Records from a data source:
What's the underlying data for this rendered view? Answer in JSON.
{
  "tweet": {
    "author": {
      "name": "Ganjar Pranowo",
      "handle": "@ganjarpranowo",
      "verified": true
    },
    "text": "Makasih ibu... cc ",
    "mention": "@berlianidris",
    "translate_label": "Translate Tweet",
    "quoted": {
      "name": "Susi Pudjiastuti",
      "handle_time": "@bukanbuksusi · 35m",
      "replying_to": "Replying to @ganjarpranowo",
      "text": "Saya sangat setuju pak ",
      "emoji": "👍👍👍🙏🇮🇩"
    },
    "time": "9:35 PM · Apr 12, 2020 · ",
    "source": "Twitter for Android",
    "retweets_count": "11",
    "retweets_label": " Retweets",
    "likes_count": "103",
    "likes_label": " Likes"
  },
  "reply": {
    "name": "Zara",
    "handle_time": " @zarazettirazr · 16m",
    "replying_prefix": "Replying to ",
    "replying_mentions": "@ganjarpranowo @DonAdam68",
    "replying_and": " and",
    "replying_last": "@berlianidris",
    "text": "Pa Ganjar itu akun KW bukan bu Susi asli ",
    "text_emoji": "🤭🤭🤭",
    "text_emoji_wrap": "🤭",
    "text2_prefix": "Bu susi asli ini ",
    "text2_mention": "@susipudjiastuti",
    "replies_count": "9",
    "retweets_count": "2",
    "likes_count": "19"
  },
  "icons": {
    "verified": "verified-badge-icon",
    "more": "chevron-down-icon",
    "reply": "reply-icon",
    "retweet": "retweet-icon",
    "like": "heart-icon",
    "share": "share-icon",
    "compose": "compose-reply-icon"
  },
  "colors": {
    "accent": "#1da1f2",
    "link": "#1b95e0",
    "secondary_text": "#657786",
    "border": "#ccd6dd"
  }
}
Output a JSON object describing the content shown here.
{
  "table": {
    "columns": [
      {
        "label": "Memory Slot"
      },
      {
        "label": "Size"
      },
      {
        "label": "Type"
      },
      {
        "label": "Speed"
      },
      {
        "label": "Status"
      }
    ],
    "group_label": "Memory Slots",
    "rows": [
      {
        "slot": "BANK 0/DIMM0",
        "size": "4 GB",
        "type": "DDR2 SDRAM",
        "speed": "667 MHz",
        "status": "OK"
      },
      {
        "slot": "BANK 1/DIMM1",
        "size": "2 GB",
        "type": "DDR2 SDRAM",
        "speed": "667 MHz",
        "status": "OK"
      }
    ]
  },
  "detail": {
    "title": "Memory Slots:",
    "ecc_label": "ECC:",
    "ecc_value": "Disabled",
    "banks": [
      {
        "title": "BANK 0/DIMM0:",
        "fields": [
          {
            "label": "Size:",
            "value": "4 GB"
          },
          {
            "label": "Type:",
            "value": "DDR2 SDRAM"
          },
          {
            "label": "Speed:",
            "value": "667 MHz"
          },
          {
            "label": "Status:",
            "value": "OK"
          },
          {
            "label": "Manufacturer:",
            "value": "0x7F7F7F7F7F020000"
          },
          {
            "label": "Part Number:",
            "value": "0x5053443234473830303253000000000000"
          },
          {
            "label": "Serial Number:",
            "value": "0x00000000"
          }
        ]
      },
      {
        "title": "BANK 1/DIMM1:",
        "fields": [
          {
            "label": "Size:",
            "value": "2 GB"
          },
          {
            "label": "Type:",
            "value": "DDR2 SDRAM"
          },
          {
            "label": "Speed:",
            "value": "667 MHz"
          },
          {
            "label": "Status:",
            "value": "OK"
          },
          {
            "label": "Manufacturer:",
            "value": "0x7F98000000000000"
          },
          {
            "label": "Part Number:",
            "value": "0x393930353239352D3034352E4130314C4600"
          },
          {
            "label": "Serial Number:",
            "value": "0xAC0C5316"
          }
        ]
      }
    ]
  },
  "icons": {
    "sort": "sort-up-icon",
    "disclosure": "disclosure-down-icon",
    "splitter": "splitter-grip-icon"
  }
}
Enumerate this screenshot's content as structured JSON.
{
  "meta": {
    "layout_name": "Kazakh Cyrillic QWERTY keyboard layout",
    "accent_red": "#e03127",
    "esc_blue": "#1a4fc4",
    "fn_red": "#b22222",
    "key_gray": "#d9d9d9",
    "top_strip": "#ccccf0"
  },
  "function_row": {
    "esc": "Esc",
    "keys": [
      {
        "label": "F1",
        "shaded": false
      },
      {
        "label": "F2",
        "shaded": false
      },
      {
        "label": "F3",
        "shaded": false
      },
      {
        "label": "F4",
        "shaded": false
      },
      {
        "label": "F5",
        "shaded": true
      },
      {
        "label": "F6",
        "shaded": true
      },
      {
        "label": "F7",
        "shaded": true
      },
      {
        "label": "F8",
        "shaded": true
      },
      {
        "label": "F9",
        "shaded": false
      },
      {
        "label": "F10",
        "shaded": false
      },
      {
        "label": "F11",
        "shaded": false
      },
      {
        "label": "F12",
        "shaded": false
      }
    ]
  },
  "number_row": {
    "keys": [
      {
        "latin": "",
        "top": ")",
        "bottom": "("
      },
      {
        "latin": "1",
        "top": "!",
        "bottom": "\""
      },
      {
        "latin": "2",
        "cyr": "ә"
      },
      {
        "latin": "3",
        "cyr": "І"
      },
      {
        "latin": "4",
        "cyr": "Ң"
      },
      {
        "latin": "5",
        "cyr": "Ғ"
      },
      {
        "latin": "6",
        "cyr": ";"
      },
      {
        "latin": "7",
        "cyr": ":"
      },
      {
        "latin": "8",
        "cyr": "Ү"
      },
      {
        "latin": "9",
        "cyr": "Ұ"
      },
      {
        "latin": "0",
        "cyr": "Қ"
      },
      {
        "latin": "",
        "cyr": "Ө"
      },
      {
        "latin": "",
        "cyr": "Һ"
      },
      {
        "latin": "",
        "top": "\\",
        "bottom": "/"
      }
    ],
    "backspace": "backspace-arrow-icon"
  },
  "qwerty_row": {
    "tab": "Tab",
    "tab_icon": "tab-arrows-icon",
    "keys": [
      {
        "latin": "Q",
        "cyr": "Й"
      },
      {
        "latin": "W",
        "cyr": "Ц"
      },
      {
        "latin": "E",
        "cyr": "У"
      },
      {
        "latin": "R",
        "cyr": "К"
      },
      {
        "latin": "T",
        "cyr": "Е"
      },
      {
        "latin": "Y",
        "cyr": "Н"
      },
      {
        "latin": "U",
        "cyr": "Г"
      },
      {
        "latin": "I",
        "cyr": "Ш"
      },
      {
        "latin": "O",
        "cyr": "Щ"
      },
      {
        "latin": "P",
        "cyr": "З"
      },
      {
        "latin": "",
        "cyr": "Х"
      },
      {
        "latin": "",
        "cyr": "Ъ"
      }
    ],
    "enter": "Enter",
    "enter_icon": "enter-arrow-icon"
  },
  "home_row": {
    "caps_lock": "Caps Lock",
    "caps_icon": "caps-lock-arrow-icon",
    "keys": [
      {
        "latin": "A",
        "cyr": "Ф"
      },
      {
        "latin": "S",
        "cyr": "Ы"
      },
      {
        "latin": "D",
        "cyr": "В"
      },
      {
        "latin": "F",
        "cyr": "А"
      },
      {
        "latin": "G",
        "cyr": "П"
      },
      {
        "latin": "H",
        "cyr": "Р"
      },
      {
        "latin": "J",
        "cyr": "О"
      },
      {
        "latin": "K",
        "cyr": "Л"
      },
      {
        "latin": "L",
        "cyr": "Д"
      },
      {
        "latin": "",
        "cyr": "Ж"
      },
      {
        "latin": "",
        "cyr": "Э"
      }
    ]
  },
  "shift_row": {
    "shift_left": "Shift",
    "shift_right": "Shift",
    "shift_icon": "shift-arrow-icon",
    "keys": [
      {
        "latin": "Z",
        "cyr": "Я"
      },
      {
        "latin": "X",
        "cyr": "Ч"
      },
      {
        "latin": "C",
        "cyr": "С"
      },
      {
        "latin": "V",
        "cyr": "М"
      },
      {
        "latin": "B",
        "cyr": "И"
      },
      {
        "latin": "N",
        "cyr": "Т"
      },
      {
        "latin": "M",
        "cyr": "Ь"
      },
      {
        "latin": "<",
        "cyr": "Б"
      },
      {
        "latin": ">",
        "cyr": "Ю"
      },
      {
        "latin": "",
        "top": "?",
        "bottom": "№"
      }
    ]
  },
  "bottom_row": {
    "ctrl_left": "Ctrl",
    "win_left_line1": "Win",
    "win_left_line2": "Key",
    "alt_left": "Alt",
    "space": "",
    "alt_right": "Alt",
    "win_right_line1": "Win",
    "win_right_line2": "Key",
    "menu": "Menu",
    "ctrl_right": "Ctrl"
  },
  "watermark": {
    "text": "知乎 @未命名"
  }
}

*Your objective*.
Which lines in the data above contain "Memory"? Show each one.

*Result*.
        "label": "Memory Slot"
    "group_label": "Memory Slots",
    "title": "Memory Slots:",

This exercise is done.